» **THE TASK**: Without the pictures, print each of the records below exactly as it appears.

::::

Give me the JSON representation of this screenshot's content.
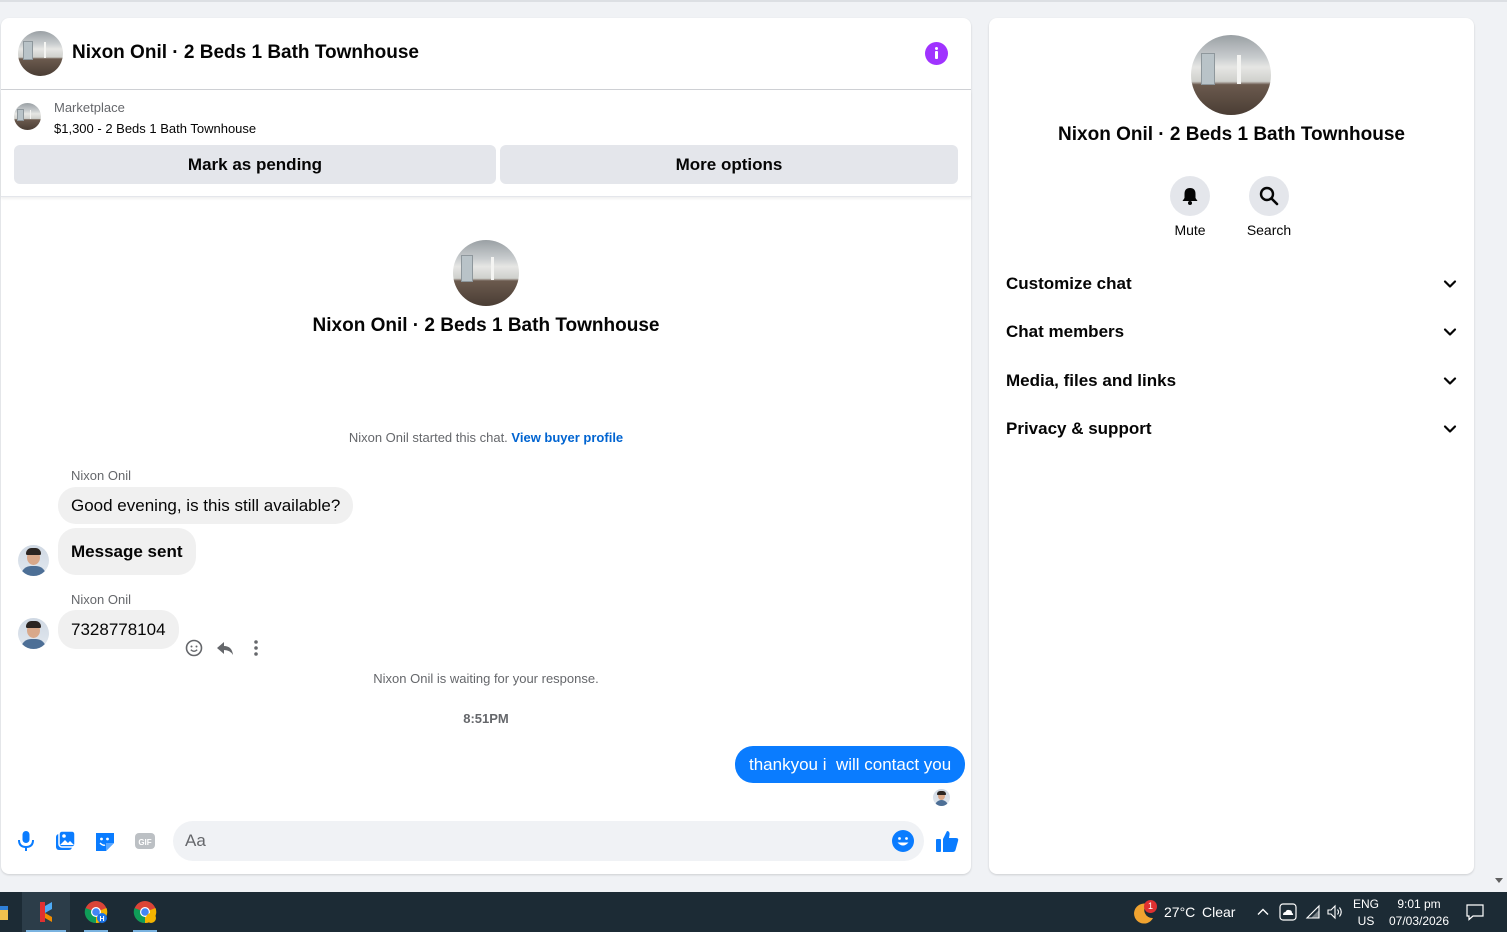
{
  "conversation": {
    "title": "Nixon Onil · 2 Beds 1 Bath Townhouse"
  },
  "marketplace": {
    "label": "Marketplace",
    "listing": "$1,300 - 2 Beds 1 Bath Townhouse",
    "mark_pending_label": "Mark as pending",
    "more_options_label": "More options"
  },
  "intro": {
    "title": "Nixon Onil · 2 Beds 1 Bath Townhouse",
    "started_text": "Nixon Onil started this chat.",
    "view_profile_link": "View buyer profile"
  },
  "messages": {
    "group1_sender": "Nixon Onil",
    "group1_msg1": "Good evening, is this still available?",
    "group1_msg2": "Message sent",
    "group2_sender": "Nixon Onil",
    "group2_msg1": "7328778104",
    "waiting_text": "Nixon Onil is waiting for your response.",
    "timestamp": "8:51PM",
    "outgoing_msg": "thankyou i  will contact you"
  },
  "composer": {
    "placeholder": "Aa"
  },
  "details": {
    "title": "Nixon Onil · 2 Beds 1 Bath Townhouse",
    "mute_label": "Mute",
    "search_label": "Search",
    "sections": [
      "Customize chat",
      "Chat members",
      "Media, files and links",
      "Privacy & support"
    ]
  },
  "taskbar": {
    "weather_temp": "27°C",
    "weather_desc": "Clear",
    "weather_badge": "1",
    "lang_line1": "ENG",
    "lang_line2": "US",
    "clock_time": "9:01 pm",
    "clock_date": "07/03/2026"
  },
  "colors": {
    "accent_blue": "#0a7cff",
    "info_purple": "#a033ff",
    "link_blue": "#0064d1",
    "taskbar": "#1c2b35"
  }
}
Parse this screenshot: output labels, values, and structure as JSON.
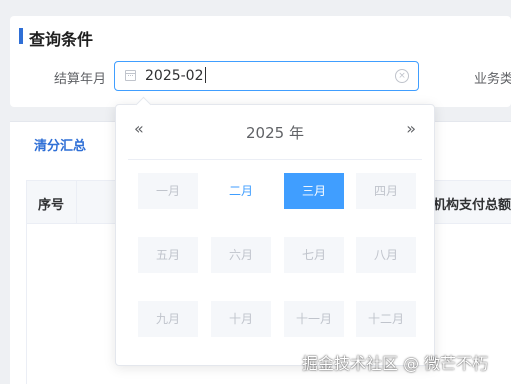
{
  "query": {
    "title": "查询条件",
    "month_label": "结算年月",
    "month_value": "2025-02",
    "clear_glyph": "×",
    "business_label": "业务类"
  },
  "summary": {
    "tab_label": "清分汇总",
    "columns": [
      "序号",
      "机构支付总额"
    ]
  },
  "picker": {
    "prev_glyph": "«",
    "next_glyph": "»",
    "year_label": "2025 年",
    "months": [
      {
        "label": "一月",
        "state": "disabled"
      },
      {
        "label": "二月",
        "state": "enabled"
      },
      {
        "label": "三月",
        "state": "current"
      },
      {
        "label": "四月",
        "state": "disabled"
      },
      {
        "label": "五月",
        "state": "disabled"
      },
      {
        "label": "六月",
        "state": "disabled"
      },
      {
        "label": "七月",
        "state": "disabled"
      },
      {
        "label": "八月",
        "state": "disabled"
      },
      {
        "label": "九月",
        "state": "disabled"
      },
      {
        "label": "十月",
        "state": "disabled"
      },
      {
        "label": "十一月",
        "state": "disabled"
      },
      {
        "label": "十二月",
        "state": "disabled"
      }
    ]
  },
  "watermark": "掘金技术社区 @ 微芒不朽",
  "colors": {
    "accent": "#409eff",
    "title_bar": "#2f6fd6",
    "disabled_text": "#c0c4cc",
    "disabled_bg": "#f5f7fa"
  }
}
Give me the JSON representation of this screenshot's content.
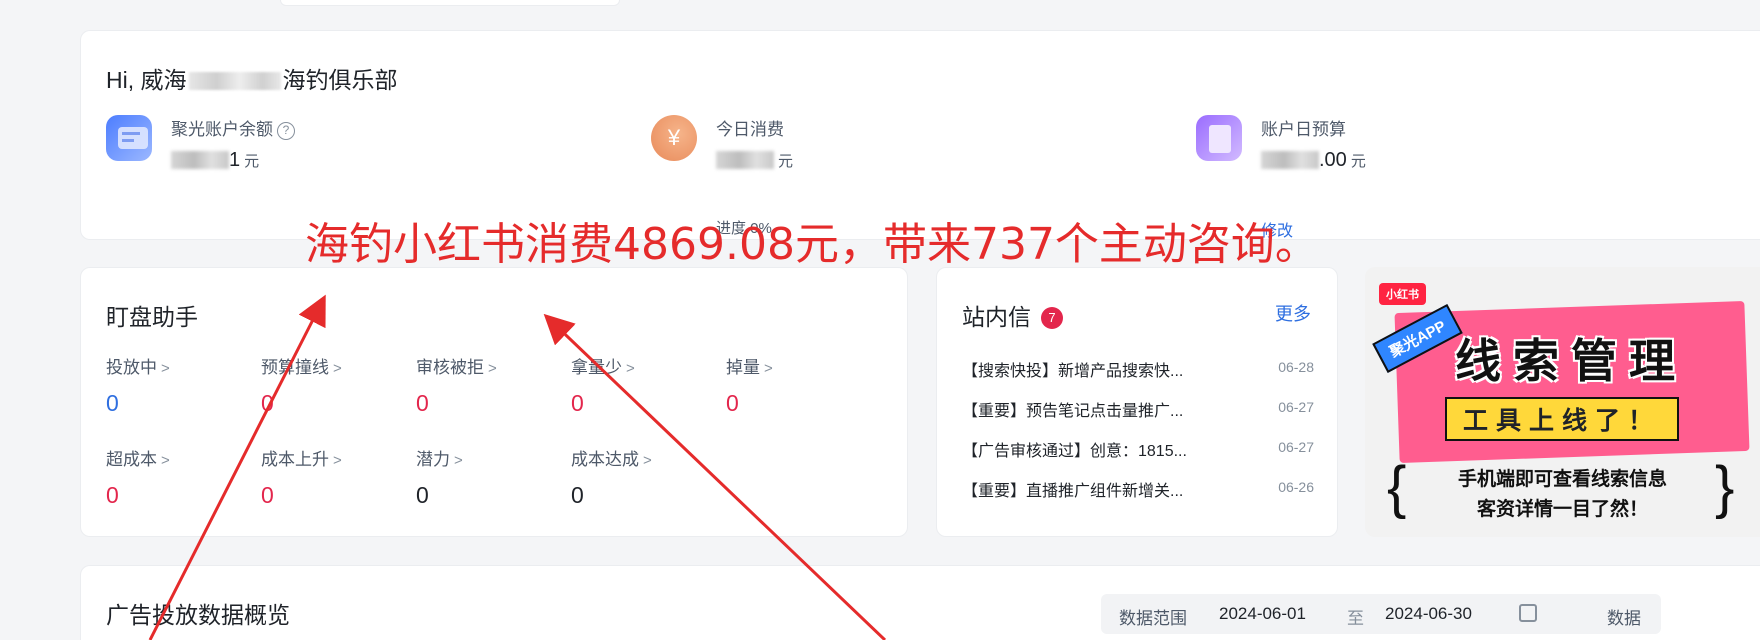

::::

» **RESPONSE FOR THIS EXERCISE**:
Give me the JSON representation of this screenshot's content.
{
  "conversation": {
    "title": "Nixon Onil · 2 Beds 1 Bath Townhouse"
  },
  "marketplace": {
    "label": "Marketplace",
    "listing": "$1,300 - 2 Beds 1 Bath Townhouse",
    "mark_pending_label": "Mark as pending",
    "more_options_label": "More options"
  },
  "intro": {
    "title": "Nixon Onil · 2 Beds 1 Bath Townhouse",
    "started_text": "Nixon Onil started this chat.",
    "view_profile_link": "View buyer profile"
  },
  "messages": {
    "group1_sender": "Nixon Onil",
    "group1_msg1": "Good evening, is this still available?",
    "group1_msg2": "Message sent",
    "group2_sender": "Nixon Onil",
    "group2_msg1": "7328778104",
    "waiting_text": "Nixon Onil is waiting for your response.",
    "timestamp": "8:51PM",
    "outgoing_msg": "thankyou i  will contact you"
  },
  "composer": {
    "placeholder": "Aa"
  },
  "details": {
    "title": "Nixon Onil · 2 Beds 1 Bath Townhouse",
    "mute_label": "Mute",
    "search_label": "Search",
    "sections": [
      "Customize chat",
      "Chat members",
      "Media, files and links",
      "Privacy & support"
    ]
  },
  "taskbar": {
    "weather_temp": "27°C",
    "weather_desc": "Clear",
    "weather_badge": "1",
    "lang_line1": "ENG",
    "lang_line2": "US",
    "clock_time": "9:01 pm",
    "clock_date": "07/03/2026"
  },
  "colors": {
    "accent_blue": "#0a7cff",
    "info_purple": "#a033ff",
    "link_blue": "#0064d1",
    "taskbar": "#1c2b35"
  }
}
Parse this screenshot: output labels, values, and structure as JSON.
{
  "query": {
    "title": "查询条件",
    "month_label": "结算年月",
    "month_value": "2025-02",
    "clear_glyph": "×",
    "business_label": "业务类"
  },
  "summary": {
    "tab_label": "清分汇总",
    "columns": [
      "序号",
      "机构支付总额"
    ]
  },
  "picker": {
    "prev_glyph": "«",
    "next_glyph": "»",
    "year_label": "2025 年",
    "months": [
      {
        "label": "一月",
        "state": "disabled"
      },
      {
        "label": "二月",
        "state": "enabled"
      },
      {
        "label": "三月",
        "state": "current"
      },
      {
        "label": "四月",
        "state": "disabled"
      },
      {
        "label": "五月",
        "state": "disabled"
      },
      {
        "label": "六月",
        "state": "disabled"
      },
      {
        "label": "七月",
        "state": "disabled"
      },
      {
        "label": "八月",
        "state": "disabled"
      },
      {
        "label": "九月",
        "state": "disabled"
      },
      {
        "label": "十月",
        "state": "disabled"
      },
      {
        "label": "十一月",
        "state": "disabled"
      },
      {
        "label": "十二月",
        "state": "disabled"
      }
    ]
  },
  "watermark": "掘金技术社区 @ 微芒不朽",
  "colors": {
    "accent": "#409eff",
    "title_bar": "#2f6fd6",
    "disabled_text": "#c0c4cc",
    "disabled_bg": "#f5f7fa"
  }
}
Give me the JSON representation of this screenshot's content.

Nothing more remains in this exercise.